> **Direction**: Show every line in the records below that contains the word "三项社会保险基金在".

> **Raw data**:
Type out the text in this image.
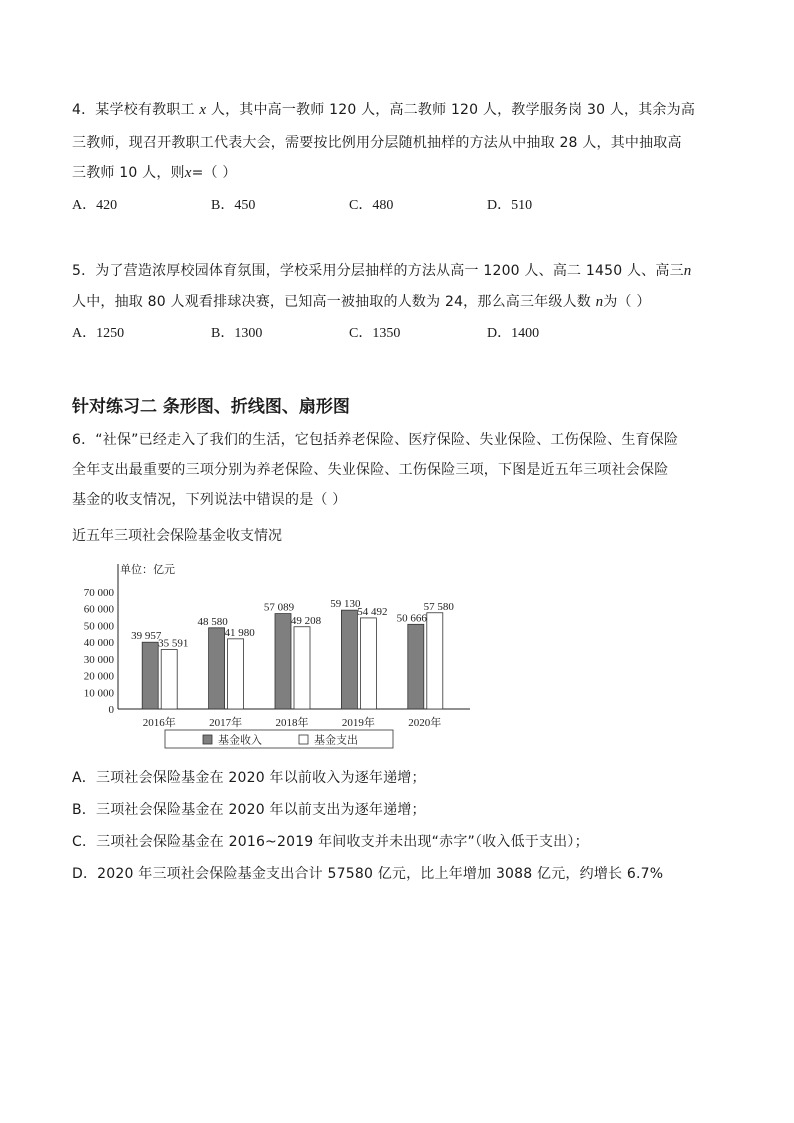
4．某学校有教职工 x 人，其中高一教师 120 人，高二教师 120 人，教学服务岗 30 人，其余为高
三教师，现召开教职工代表大会，需要按比例用分层随机抽样的方法从中抽取 28 人，其中抽取高
三教师 10 人，则x=（ ）
A．420	B．450	C．480	D．510
5．为了营造浓厚校园体育氛围，学校采用分层抽样的方法从高一 1200 人、高二 1450 人、高三n
人中，抽取 80 人观看排球决赛，已知高一被抽取的人数为 24，那么高三年级人数 n为（ ）
A．1250	B．1300	C．1350	D．1400
针对练习二 条形图、折线图、扇形图
6．“社保”已经走入了我们的生活，它包括养老保险、医疗保险、失业保险、工伤保险、生育保险
全年支出最重要的三项分别为养老保险、失业保险、工伤保险三项，下图是近五年三项社会保险
基金的收支情况，下列说法中错误的是（ ）
近五年三项社会保险基金收支情况
0
10 000
20 000
30 000
40 000
50 000
60 000
70 000
单位：亿元
39 957
35 591
2016年
48 580
41 980
2017年
57 089
49 208
2018年
59 130
54 492
2019年
50 666
57 580
2020年
基金收入	基金支出
A．三项社会保险基金在 2020 年以前收入为逐年递增；
B．三项社会保险基金在 2020 年以前支出为逐年递增；
C．三项社会保险基金在 2016~2019 年间收支并未出现“赤字”（收入低于支出）；
D．2020 年三项社会保险基金支出合计 57580 亿元，比上年增加 3088 亿元，约增长 6.7%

> **Exercise response**:
A．三项社会保险基金在 2020 年以前收入为逐年递增；
B．三项社会保险基金在 2020 年以前支出为逐年递增；
C．三项社会保险基金在 2016~2019 年间收支并未出现“赤字”（收入低于支出）；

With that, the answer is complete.